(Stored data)
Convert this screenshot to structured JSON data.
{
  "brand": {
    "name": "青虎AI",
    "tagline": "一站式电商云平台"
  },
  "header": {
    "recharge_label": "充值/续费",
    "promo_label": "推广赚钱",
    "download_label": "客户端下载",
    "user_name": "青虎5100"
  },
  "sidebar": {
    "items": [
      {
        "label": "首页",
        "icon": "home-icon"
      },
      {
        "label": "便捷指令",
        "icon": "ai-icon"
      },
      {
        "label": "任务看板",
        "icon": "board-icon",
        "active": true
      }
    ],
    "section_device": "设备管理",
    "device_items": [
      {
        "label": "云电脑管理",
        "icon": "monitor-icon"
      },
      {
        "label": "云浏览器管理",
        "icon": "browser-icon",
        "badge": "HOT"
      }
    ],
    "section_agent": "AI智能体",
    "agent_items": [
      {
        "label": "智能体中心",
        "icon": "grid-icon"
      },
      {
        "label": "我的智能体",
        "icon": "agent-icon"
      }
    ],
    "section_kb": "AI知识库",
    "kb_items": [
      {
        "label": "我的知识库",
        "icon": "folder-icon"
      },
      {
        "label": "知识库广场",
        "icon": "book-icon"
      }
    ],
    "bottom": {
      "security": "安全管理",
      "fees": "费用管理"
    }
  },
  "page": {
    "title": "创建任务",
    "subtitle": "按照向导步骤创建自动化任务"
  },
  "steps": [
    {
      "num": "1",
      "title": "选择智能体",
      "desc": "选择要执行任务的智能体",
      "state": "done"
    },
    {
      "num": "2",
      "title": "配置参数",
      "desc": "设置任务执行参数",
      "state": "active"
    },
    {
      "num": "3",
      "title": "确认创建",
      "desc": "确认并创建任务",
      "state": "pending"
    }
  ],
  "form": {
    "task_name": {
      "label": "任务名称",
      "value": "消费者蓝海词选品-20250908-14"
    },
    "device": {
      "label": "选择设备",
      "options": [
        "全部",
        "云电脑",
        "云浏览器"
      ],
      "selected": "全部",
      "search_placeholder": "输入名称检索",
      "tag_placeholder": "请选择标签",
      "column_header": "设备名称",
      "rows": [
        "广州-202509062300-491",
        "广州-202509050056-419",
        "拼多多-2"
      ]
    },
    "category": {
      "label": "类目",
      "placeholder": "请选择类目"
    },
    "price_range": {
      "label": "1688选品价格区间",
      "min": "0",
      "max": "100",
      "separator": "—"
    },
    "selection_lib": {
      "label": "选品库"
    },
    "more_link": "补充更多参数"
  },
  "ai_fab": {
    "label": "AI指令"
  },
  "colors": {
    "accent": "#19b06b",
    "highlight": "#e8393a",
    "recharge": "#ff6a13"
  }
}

--

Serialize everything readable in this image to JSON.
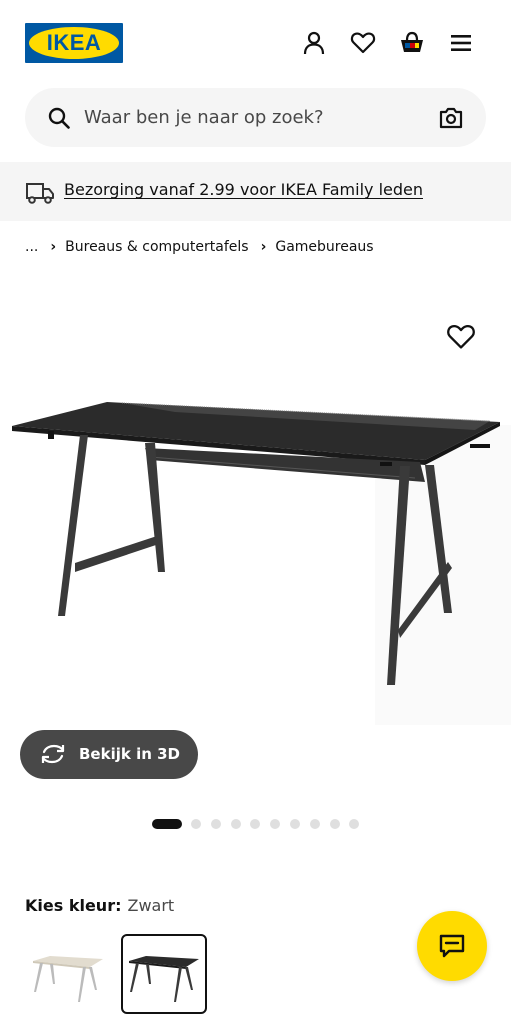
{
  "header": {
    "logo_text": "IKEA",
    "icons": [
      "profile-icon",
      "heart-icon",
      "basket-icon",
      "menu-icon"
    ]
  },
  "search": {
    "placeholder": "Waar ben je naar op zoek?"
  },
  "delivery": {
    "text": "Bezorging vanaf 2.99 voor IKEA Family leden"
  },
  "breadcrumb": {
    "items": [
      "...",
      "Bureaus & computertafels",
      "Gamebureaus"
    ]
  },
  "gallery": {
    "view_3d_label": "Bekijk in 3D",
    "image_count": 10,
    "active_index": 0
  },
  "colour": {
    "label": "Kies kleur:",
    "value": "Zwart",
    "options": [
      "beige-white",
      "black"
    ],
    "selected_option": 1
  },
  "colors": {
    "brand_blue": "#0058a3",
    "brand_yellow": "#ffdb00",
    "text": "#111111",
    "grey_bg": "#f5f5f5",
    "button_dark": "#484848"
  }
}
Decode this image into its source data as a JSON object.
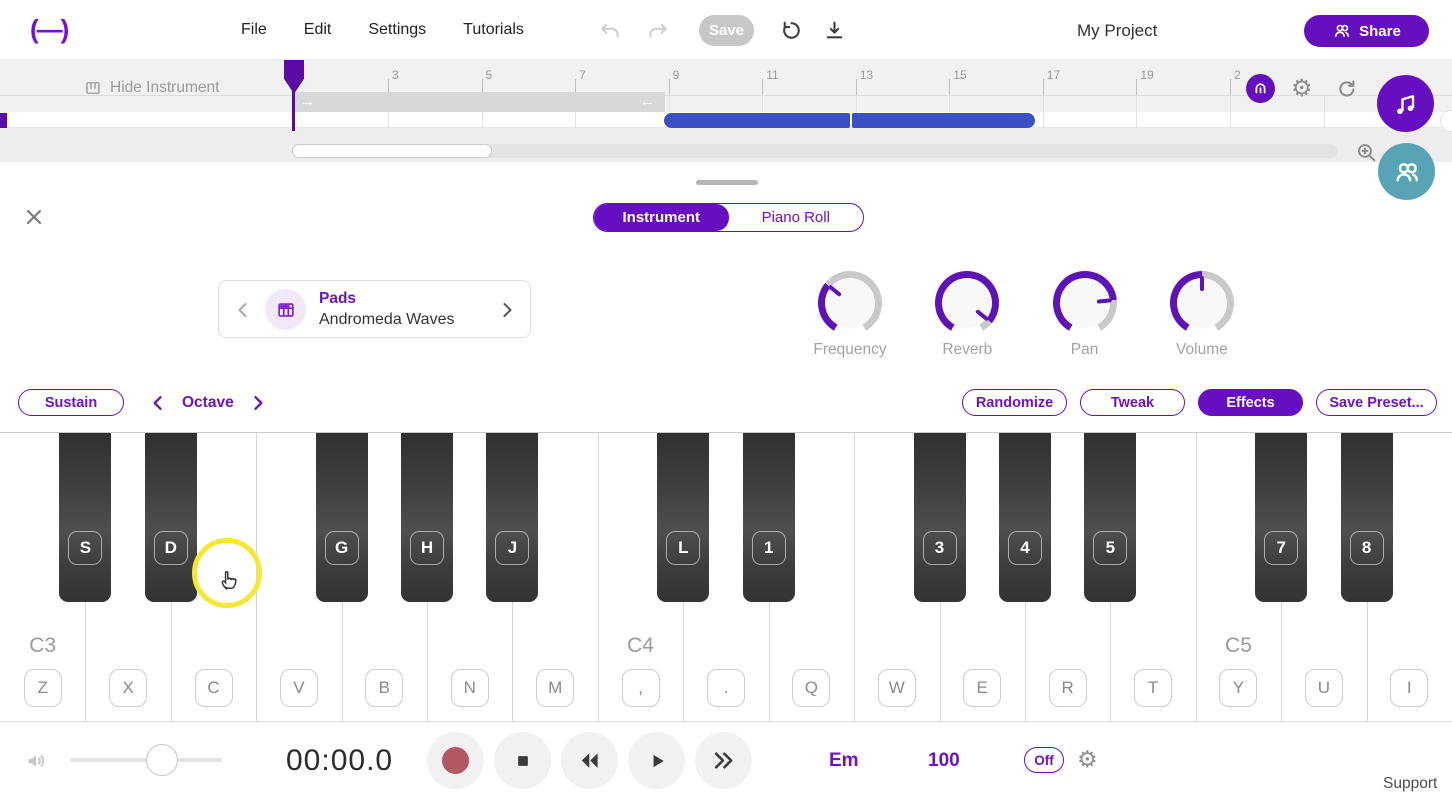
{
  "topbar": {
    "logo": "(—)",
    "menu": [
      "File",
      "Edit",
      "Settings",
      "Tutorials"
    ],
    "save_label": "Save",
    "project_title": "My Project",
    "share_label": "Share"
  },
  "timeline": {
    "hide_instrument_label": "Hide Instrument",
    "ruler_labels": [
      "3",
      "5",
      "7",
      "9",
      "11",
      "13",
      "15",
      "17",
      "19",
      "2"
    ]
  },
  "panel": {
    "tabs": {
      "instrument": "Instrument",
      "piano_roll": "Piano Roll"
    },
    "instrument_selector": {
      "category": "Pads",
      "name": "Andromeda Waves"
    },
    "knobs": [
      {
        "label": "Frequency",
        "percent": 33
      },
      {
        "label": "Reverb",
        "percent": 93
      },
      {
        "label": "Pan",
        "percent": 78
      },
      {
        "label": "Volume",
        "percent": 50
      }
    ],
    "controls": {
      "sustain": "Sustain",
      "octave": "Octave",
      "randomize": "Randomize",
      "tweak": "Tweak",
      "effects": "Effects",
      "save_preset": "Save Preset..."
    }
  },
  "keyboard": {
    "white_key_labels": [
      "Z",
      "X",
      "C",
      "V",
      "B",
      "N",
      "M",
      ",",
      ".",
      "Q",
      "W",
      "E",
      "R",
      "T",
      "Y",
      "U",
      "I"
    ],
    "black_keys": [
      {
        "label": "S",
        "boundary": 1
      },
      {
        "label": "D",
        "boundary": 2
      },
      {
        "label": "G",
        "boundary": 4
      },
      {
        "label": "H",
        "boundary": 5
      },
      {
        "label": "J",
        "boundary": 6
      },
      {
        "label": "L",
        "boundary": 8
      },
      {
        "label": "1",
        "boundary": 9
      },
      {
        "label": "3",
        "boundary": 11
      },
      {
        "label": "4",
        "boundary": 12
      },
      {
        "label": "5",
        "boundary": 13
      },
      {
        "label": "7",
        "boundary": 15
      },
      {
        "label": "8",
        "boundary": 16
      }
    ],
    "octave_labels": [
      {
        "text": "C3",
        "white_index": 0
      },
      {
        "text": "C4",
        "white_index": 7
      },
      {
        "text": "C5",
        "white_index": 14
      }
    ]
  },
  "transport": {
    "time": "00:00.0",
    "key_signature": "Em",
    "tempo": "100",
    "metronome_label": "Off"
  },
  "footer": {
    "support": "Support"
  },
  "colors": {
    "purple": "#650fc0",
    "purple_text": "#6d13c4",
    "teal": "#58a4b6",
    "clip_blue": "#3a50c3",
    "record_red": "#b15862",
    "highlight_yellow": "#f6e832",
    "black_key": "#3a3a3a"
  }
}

* _Task_: From the listing, copy each line containing the word "value".

* _Solution_:
      "value": "消费者蓝海词选品-20250908-14"
    "value": "Zwart",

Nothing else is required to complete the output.